Start of Supplied records

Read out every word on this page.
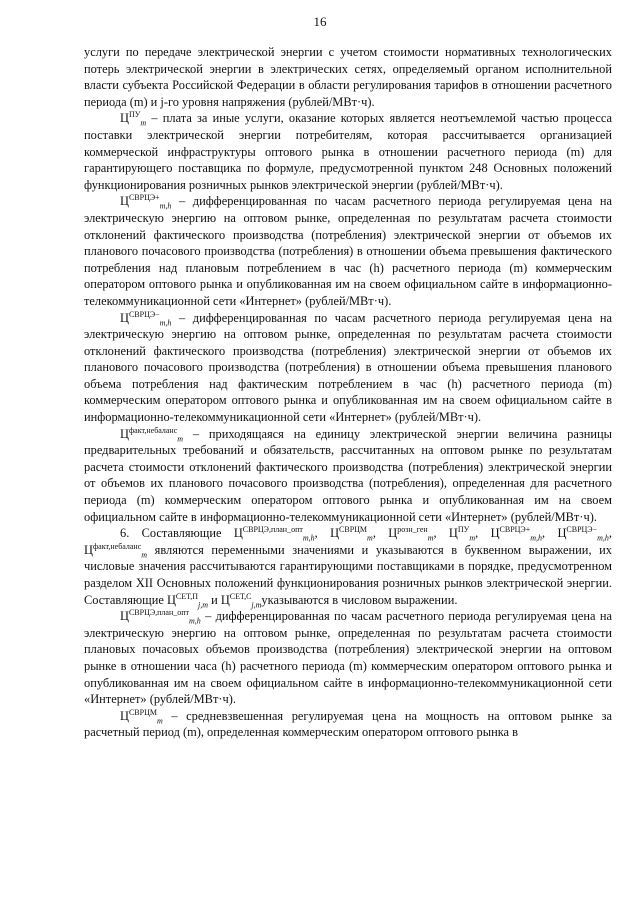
16

услуги по передаче электрической энергии с учетом стоимости нормативных технологических потерь электрической энергии в электрических сетях, определяемый органом исполнительной власти субъекта Российской Федерации в области регулирования тарифов в отношении расчетного периода (m) и j-го уровня напряжения (рублей/МВт·ч).

$Ц^{ПУ}_m$ – плата за иные услуги, оказание которых является неотъемлемой частью процесса поставки электрической энергии потребителям, которая рассчитывается организацией коммерческой инфраструктуры оптового рынка в отношении расчетного периода (m) для гарантирующего поставщика по формуле, предусмотренной пунктом 248 Основных положений функционирования розничных рынков электрической энергии (рублей/МВт·ч).

$Ц^{СВРЦЭ+}_{m,h}$ – дифференцированная по часам расчетного периода регулируемая цена на электрическую энергию на оптовом рынке, определенная по результатам расчета стоимости отклонений фактического производства (потребления) электрической энергии от объемов их планового почасового производства (потребления) в отношении объема превышения фактического потребления над плановым потреблением в час (h) расчетного периода (m) коммерческим оператором оптового рынка и опубликованная им на своем официальном сайте в информационно-телекоммуникационной сети «Интернет» (рублей/МВт·ч).

$Ц^{СВРЦЭ-}_{m,h}$ – дифференцированная по часам расчетного периода регулируемая цена на электрическую энергию на оптовом рынке, определенная по результатам расчета стоимости отклонений фактического производства (потребления) электрической энергии от объемов их планового почасового производства (потребления) в отношении объема превышения планового объема потребления над фактическим потреблением в час (h) расчетного периода (m) коммерческим оператором оптового рынка и опубликованная им на своем официальном сайте в информационно-телекоммуникационной сети «Интернет» (рублей/МВт·ч).

$Ц^{факт,небаланс}_m$ – приходящаяся на единицу электрической энергии величина разницы предварительных требований и обязательств, рассчитанных на оптовом рынке по результатам расчета стоимости отклонений фактического производства (потребления) электрической энергии от объемов их планового почасового производства (потребления), определенная для расчетного периода (m) коммерческим оператором оптового рынка и опубликованная им на своем официальном сайте в информационно-телекоммуникационной сети «Интернет» (рублей/МВт·ч).

6. Составляющие $Ц^{СВРЦЭ,план\_опт}_{m,h}$, $Ц^{СВРЦМ}_m$, $Ц^{розн\_ген}_m$, $Ц^{ПУ}_m$, $Ц^{СВРЦЭ+}_{m,h}$, $Ц^{СВРЦЭ-}_{m,h}$, $Ц^{факт,небаланс}_m$ являются переменными значениями и указываются в буквенном выражении, их числовые значения рассчитываются гарантирующими поставщиками в порядке, предусмотренном разделом XII Основных положений функционирования розничных рынков электрической энергии. Составляющие $Ц^{СЕТ,П}_{j,m}$ и $Ц^{СЕТ,С}_{j,m}указываются$ в числовом выражении.

$Ц^{СВРЦЭ,план\_опт}_{m,h}$ – дифференцированная по часам расчетного периода регулируемая цена на электрическую энергию на оптовом рынке, определенная по результатам расчета стоимости плановых почасовых объемов производства (потребления) электрической энергии на оптовом рынке в отношении часа (h) расчетного периода (m) коммерческим оператором оптового рынка и опубликованная им на своем официальном сайте в информационно-телекоммуникационной сети «Интернет» (рублей/МВт·ч).

$Ц^{СВРЦМ}_m$ – средневзвешенная регулируемая цена на мощность на оптовом рынке за расчетный период (m), определенная коммерческим оператором оптового рынка в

End of Supplied records

#### Written problem:
Repeat the material above in full and exactly, apart from the pictures.

#### Result of the exercise:
Read out every word on this page.
16

услуги по передаче электрической энергии с учетом стоимости нормативных технологических потерь электрической энергии в электрических сетях, определяемый органом исполнительной власти субъекта Российской Федерации в области регулирования тарифов в отношении расчетного периода (m) и j-го уровня напряжения (рублей/МВт·ч).

$Ц^{ПУ}_m$ – плата за иные услуги, оказание которых является неотъемлемой частью процесса поставки электрической энергии потребителям, которая рассчитывается организацией коммерческой инфраструктуры оптового рынка в отношении расчетного периода (m) для гарантирующего поставщика по формуле, предусмотренной пунктом 248 Основных положений функционирования розничных рынков электрической энергии (рублей/МВт·ч).

$Ц^{СВРЦЭ+}_{m,h}$ – дифференцированная по часам расчетного периода регулируемая цена на электрическую энергию на оптовом рынке, определенная по результатам расчета стоимости отклонений фактического производства (потребления) электрической энергии от объемов их планового почасового производства (потребления) в отношении объема превышения фактического потребления над плановым потреблением в час (h) расчетного периода (m) коммерческим оператором оптового рынка и опубликованная им на своем официальном сайте в информационно-телекоммуникационной сети «Интернет» (рублей/МВт·ч).

$Ц^{СВРЦЭ-}_{m,h}$ – дифференцированная по часам расчетного периода регулируемая цена на электрическую энергию на оптовом рынке, определенная по результатам расчета стоимости отклонений фактического производства (потребления) электрической энергии от объемов их планового почасового производства (потребления) в отношении объема превышения планового объема потребления над фактическим потреблением в час (h) расчетного периода (m) коммерческим оператором оптового рынка и опубликованная им на своем официальном сайте в информационно-телекоммуникационной сети «Интернет» (рублей/МВт·ч).

$Ц^{факт,небаланс}_m$ – приходящаяся на единицу электрической энергии величина разницы предварительных требований и обязательств, рассчитанных на оптовом рынке по результатам расчета стоимости отклонений фактического производства (потребления) электрической энергии от объемов их планового почасового производства (потребления), определенная для расчетного периода (m) коммерческим оператором оптового рынка и опубликованная им на своем официальном сайте в информационно-телекоммуникационной сети «Интернет» (рублей/МВт·ч).

6. Составляющие $Ц^{СВРЦЭ,план\_опт}_{m,h}$, $Ц^{СВРЦМ}_m$, $Ц^{розн\_ген}_m$, $Ц^{ПУ}_m$, $Ц^{СВРЦЭ+}_{m,h}$, $Ц^{СВРЦЭ-}_{m,h}$, $Ц^{факт,небаланс}_m$ являются переменными значениями и указываются в буквенном выражении, их числовые значения рассчитываются гарантирующими поставщиками в порядке, предусмотренном разделом XII Основных положений функционирования розничных рынков электрической энергии. Составляющие $Ц^{СЕТ,П}_{j,m}$ и $Ц^{СЕТ,С}_{j,m}указываются$ в числовом выражении.

$Ц^{СВРЦЭ,план\_опт}_{m,h}$ – дифференцированная по часам расчетного периода регулируемая цена на электрическую энергию на оптовом рынке, определенная по результатам расчета стоимости плановых почасовых объемов производства (потребления) электрической энергии на оптовом рынке в отношении часа (h) расчетного периода (m) коммерческим оператором оптового рынка и опубликованная им на своем официальном сайте в информационно-телекоммуникационной сети «Интернет» (рублей/МВт·ч).

$Ц^{СВРЦМ}_m$ – средневзвешенная регулируемая цена на мощность на оптовом рынке за расчетный период (m), определенная коммерческим оператором оптового рынка в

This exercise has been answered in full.